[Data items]
>>>>
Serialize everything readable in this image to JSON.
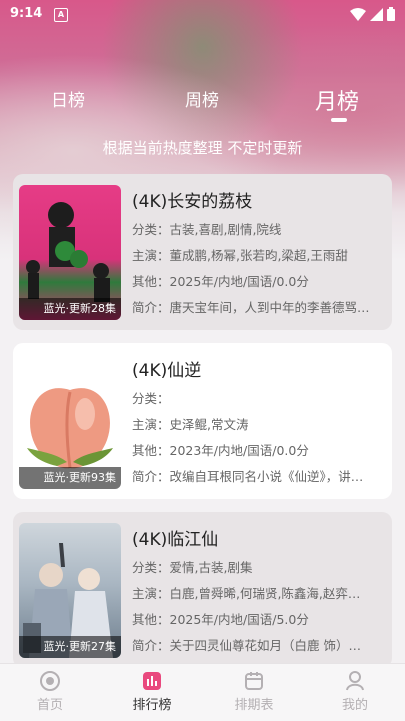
{
  "status": {
    "time": "9:14",
    "app_indicator": "A"
  },
  "tabs": [
    {
      "label": "日榜"
    },
    {
      "label": "周榜"
    },
    {
      "label": "月榜"
    }
  ],
  "active_tab": "月榜",
  "subtitle": "根据当前热度整理 不定时更新",
  "items": [
    {
      "title": "(4K)长安的荔枝",
      "category": "分类：古装,喜剧,剧情,院线",
      "cast": "主演：董成鹏,杨幂,张若昀,梁超,王雨甜",
      "other": "其他：2025年/内地/国语/0.0分",
      "intro": "简介：唐天宝年间，人到中年的李善德骂…",
      "badge": "蓝光·更新28集"
    },
    {
      "title": "(4K)仙逆",
      "category": "分类：",
      "cast": "主演：史泽鲲,常文涛",
      "other": "其他：2023年/内地/国语/0.0分",
      "intro": "简介：改编自耳根同名小说《仙逆》，讲…",
      "badge": "蓝光·更新93集"
    },
    {
      "title": "(4K)临江仙",
      "category": "分类：爱情,古装,剧集",
      "cast": "主演：白鹿,曾舜晞,何瑞贤,陈鑫海,赵弈…",
      "other": "其他：2025年/内地/国语/5.0分",
      "intro": "简介：关于四灵仙尊花如月（白鹿 饰）…",
      "badge": "蓝光·更新27集"
    }
  ],
  "nav": [
    {
      "label": "首页",
      "icon": "home-icon"
    },
    {
      "label": "排行榜",
      "icon": "ranking-icon"
    },
    {
      "label": "排期表",
      "icon": "calendar-icon"
    },
    {
      "label": "我的",
      "icon": "profile-icon"
    }
  ],
  "colors": {
    "accent": "#d8588a",
    "nav_active": "#333333",
    "nav_inactive": "#b4b0b3"
  }
}
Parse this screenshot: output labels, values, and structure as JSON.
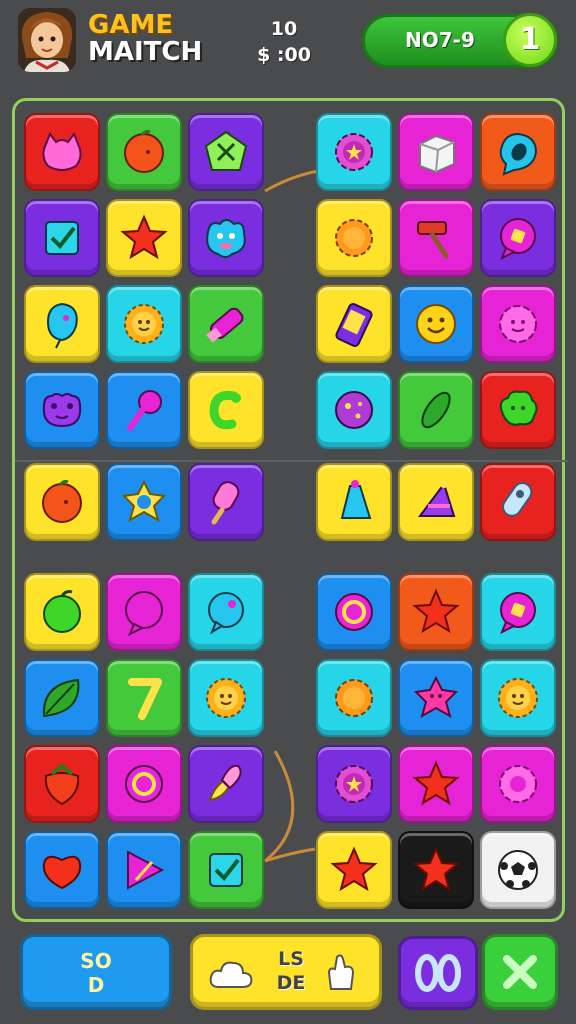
{
  "header": {
    "title_line1": "GAME",
    "title_line2": "MAITCH",
    "score_top": "10",
    "score_bottom": "$ :00",
    "level_text": "NO7-9",
    "level_badge": "1"
  },
  "colors": {
    "red": "#e8231f",
    "green": "#43c93b",
    "purple": "#7a2ee0",
    "cyan": "#26d6e8",
    "magenta": "#e624d6",
    "orange": "#f25a1c",
    "yellow": "#ffe32a",
    "blue": "#1e8ff0",
    "black": "#1a1a1a",
    "white": "#f2f2f2",
    "lime": "#3fd62a"
  },
  "grid": {
    "rows": [
      [
        {
          "bg": "red",
          "icon": "cat-blob"
        },
        {
          "bg": "green",
          "icon": "orange-fruit"
        },
        {
          "bg": "purple",
          "icon": "pentagon-scissors"
        },
        {
          "bg": "cyan",
          "icon": "gear-star"
        },
        {
          "bg": "magenta",
          "icon": "ice-cube"
        },
        {
          "bg": "orange",
          "icon": "speech-drop"
        }
      ],
      [
        {
          "bg": "purple",
          "icon": "checkbox"
        },
        {
          "bg": "yellow",
          "icon": "star"
        },
        {
          "bg": "purple",
          "icon": "blob-monster"
        },
        {
          "bg": "yellow",
          "icon": "sun-gear"
        },
        {
          "bg": "magenta",
          "icon": "hammer"
        },
        {
          "bg": "purple",
          "icon": "speech-badge"
        }
      ],
      [
        {
          "bg": "yellow",
          "icon": "balloon"
        },
        {
          "bg": "cyan",
          "icon": "sun-face"
        },
        {
          "bg": "green",
          "icon": "eraser"
        },
        {
          "bg": "yellow",
          "icon": "phone"
        },
        {
          "bg": "blue",
          "icon": "smile-bubble"
        },
        {
          "bg": "magenta",
          "icon": "flower-face"
        }
      ],
      [
        {
          "bg": "blue",
          "icon": "frog"
        },
        {
          "bg": "blue",
          "icon": "lollipop"
        },
        {
          "bg": "yellow",
          "icon": "hook"
        },
        {
          "bg": "cyan",
          "icon": "ball"
        },
        {
          "bg": "green",
          "icon": "cucumber"
        },
        {
          "bg": "red",
          "icon": "tree-blob"
        }
      ],
      [
        {
          "bg": "yellow",
          "icon": "orange-fruit"
        },
        {
          "bg": "blue",
          "icon": "flower"
        },
        {
          "bg": "purple",
          "icon": "popsicle"
        },
        {
          "bg": "yellow",
          "icon": "bell-cone"
        },
        {
          "bg": "yellow",
          "icon": "cone-hat"
        },
        {
          "bg": "red",
          "icon": "pin-sticker"
        }
      ],
      [
        {
          "bg": "yellow",
          "icon": "apple"
        },
        {
          "bg": "magenta",
          "icon": "speech-round"
        },
        {
          "bg": "cyan",
          "icon": "balloon-bubble"
        },
        {
          "bg": "blue",
          "icon": "ring"
        },
        {
          "bg": "orange",
          "icon": "star"
        },
        {
          "bg": "cyan",
          "icon": "speech-badge"
        }
      ],
      [
        {
          "bg": "blue",
          "icon": "leaf"
        },
        {
          "bg": "green",
          "icon": "seven"
        },
        {
          "bg": "cyan",
          "icon": "sun-face"
        },
        {
          "bg": "cyan",
          "icon": "sun-gear"
        },
        {
          "bg": "blue",
          "icon": "star-blob"
        },
        {
          "bg": "cyan",
          "icon": "sun-face"
        }
      ],
      [
        {
          "bg": "red",
          "icon": "strawberry"
        },
        {
          "bg": "magenta",
          "icon": "ring"
        },
        {
          "bg": "purple",
          "icon": "brush"
        },
        {
          "bg": "purple",
          "icon": "gear-star"
        },
        {
          "bg": "magenta",
          "icon": "star"
        },
        {
          "bg": "magenta",
          "icon": "gear"
        }
      ],
      [
        {
          "bg": "blue",
          "icon": "cloud-heart"
        },
        {
          "bg": "blue",
          "icon": "triangle-pen"
        },
        {
          "bg": "green",
          "icon": "checkbox"
        },
        {
          "bg": "yellow",
          "icon": "star"
        },
        {
          "bg": "black",
          "icon": "star"
        },
        {
          "bg": "white",
          "icon": "soccer-ball"
        }
      ]
    ]
  },
  "bottom": {
    "blue_line1": "SO",
    "blue_line2": "D",
    "yellow_line1": "LS",
    "yellow_line2": "DE",
    "purple_icon": "infinity-icon",
    "green_icon": "close-icon"
  }
}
<<<<
» **Short task**: Copy out all the entries exactly. Images stay out of the copy.

» **Solution below**:
Serialize everything readable in this image to JSON.
{
  "status": {
    "time": "9:14",
    "app_indicator": "A"
  },
  "tabs": [
    {
      "label": "日榜"
    },
    {
      "label": "周榜"
    },
    {
      "label": "月榜"
    }
  ],
  "active_tab": "月榜",
  "subtitle": "根据当前热度整理 不定时更新",
  "items": [
    {
      "title": "(4K)长安的荔枝",
      "category": "分类：古装,喜剧,剧情,院线",
      "cast": "主演：董成鹏,杨幂,张若昀,梁超,王雨甜",
      "other": "其他：2025年/内地/国语/0.0分",
      "intro": "简介：唐天宝年间，人到中年的李善德骂…",
      "badge": "蓝光·更新28集"
    },
    {
      "title": "(4K)仙逆",
      "category": "分类：",
      "cast": "主演：史泽鲲,常文涛",
      "other": "其他：2023年/内地/国语/0.0分",
      "intro": "简介：改编自耳根同名小说《仙逆》，讲…",
      "badge": "蓝光·更新93集"
    },
    {
      "title": "(4K)临江仙",
      "category": "分类：爱情,古装,剧集",
      "cast": "主演：白鹿,曾舜晞,何瑞贤,陈鑫海,赵弈…",
      "other": "其他：2025年/内地/国语/5.0分",
      "intro": "简介：关于四灵仙尊花如月（白鹿 饰）…",
      "badge": "蓝光·更新27集"
    }
  ],
  "nav": [
    {
      "label": "首页",
      "icon": "home-icon"
    },
    {
      "label": "排行榜",
      "icon": "ranking-icon"
    },
    {
      "label": "排期表",
      "icon": "calendar-icon"
    },
    {
      "label": "我的",
      "icon": "profile-icon"
    }
  ],
  "colors": {
    "accent": "#d8588a",
    "nav_active": "#333333",
    "nav_inactive": "#b4b0b3"
  }
}
Parse this screenshot: output labels, values, and structure as JSON.
{
  "header": {
    "title_line1": "GAME",
    "title_line2": "MAITCH",
    "score_top": "10",
    "score_bottom": "$ :00",
    "level_text": "NO7-9",
    "level_badge": "1"
  },
  "colors": {
    "red": "#e8231f",
    "green": "#43c93b",
    "purple": "#7a2ee0",
    "cyan": "#26d6e8",
    "magenta": "#e624d6",
    "orange": "#f25a1c",
    "yellow": "#ffe32a",
    "blue": "#1e8ff0",
    "black": "#1a1a1a",
    "white": "#f2f2f2",
    "lime": "#3fd62a"
  },
  "grid": {
    "rows": [
      [
        {
          "bg": "red",
          "icon": "cat-blob"
        },
        {
          "bg": "green",
          "icon": "orange-fruit"
        },
        {
          "bg": "purple",
          "icon": "pentagon-scissors"
        },
        {
          "bg": "cyan",
          "icon": "gear-star"
        },
        {
          "bg": "magenta",
          "icon": "ice-cube"
        },
        {
          "bg": "orange",
          "icon": "speech-drop"
        }
      ],
      [
        {
          "bg": "purple",
          "icon": "checkbox"
        },
        {
          "bg": "yellow",
          "icon": "star"
        },
        {
          "bg": "purple",
          "icon": "blob-monster"
        },
        {
          "bg": "yellow",
          "icon": "sun-gear"
        },
        {
          "bg": "magenta",
          "icon": "hammer"
        },
        {
          "bg": "purple",
          "icon": "speech-badge"
        }
      ],
      [
        {
          "bg": "yellow",
          "icon": "balloon"
        },
        {
          "bg": "cyan",
          "icon": "sun-face"
        },
        {
          "bg": "green",
          "icon": "eraser"
        },
        {
          "bg": "yellow",
          "icon": "phone"
        },
        {
          "bg": "blue",
          "icon": "smile-bubble"
        },
        {
          "bg": "magenta",
          "icon": "flower-face"
        }
      ],
      [
        {
          "bg": "blue",
          "icon": "frog"
        },
        {
          "bg": "blue",
          "icon": "lollipop"
        },
        {
          "bg": "yellow",
          "icon": "hook"
        },
        {
          "bg": "cyan",
          "icon": "ball"
        },
        {
          "bg": "green",
          "icon": "cucumber"
        },
        {
          "bg": "red",
          "icon": "tree-blob"
        }
      ],
      [
        {
          "bg": "yellow",
          "icon": "orange-fruit"
        },
        {
          "bg": "blue",
          "icon": "flower"
        },
        {
          "bg": "purple",
          "icon": "popsicle"
        },
        {
          "bg": "yellow",
          "icon": "bell-cone"
        },
        {
          "bg": "yellow",
          "icon": "cone-hat"
        },
        {
          "bg": "red",
          "icon": "pin-sticker"
        }
      ],
      [
        {
          "bg": "yellow",
          "icon": "apple"
        },
        {
          "bg": "magenta",
          "icon": "speech-round"
        },
        {
          "bg": "cyan",
          "icon": "balloon-bubble"
        },
        {
          "bg": "blue",
          "icon": "ring"
        },
        {
          "bg": "orange",
          "icon": "star"
        },
        {
          "bg": "cyan",
          "icon": "speech-badge"
        }
      ],
      [
        {
          "bg": "blue",
          "icon": "leaf"
        },
        {
          "bg": "green",
          "icon": "seven"
        },
        {
          "bg": "cyan",
          "icon": "sun-face"
        },
        {
          "bg": "cyan",
          "icon": "sun-gear"
        },
        {
          "bg": "blue",
          "icon": "star-blob"
        },
        {
          "bg": "cyan",
          "icon": "sun-face"
        }
      ],
      [
        {
          "bg": "red",
          "icon": "strawberry"
        },
        {
          "bg": "magenta",
          "icon": "ring"
        },
        {
          "bg": "purple",
          "icon": "brush"
        },
        {
          "bg": "purple",
          "icon": "gear-star"
        },
        {
          "bg": "magenta",
          "icon": "star"
        },
        {
          "bg": "magenta",
          "icon": "gear"
        }
      ],
      [
        {
          "bg": "blue",
          "icon": "cloud-heart"
        },
        {
          "bg": "blue",
          "icon": "triangle-pen"
        },
        {
          "bg": "green",
          "icon": "checkbox"
        },
        {
          "bg": "yellow",
          "icon": "star"
        },
        {
          "bg": "black",
          "icon": "star"
        },
        {
          "bg": "white",
          "icon": "soccer-ball"
        }
      ]
    ]
  },
  "bottom": {
    "blue_line1": "SO",
    "blue_line2": "D",
    "yellow_line1": "LS",
    "yellow_line2": "DE",
    "purple_icon": "infinity-icon",
    "green_icon": "close-icon"
  }
}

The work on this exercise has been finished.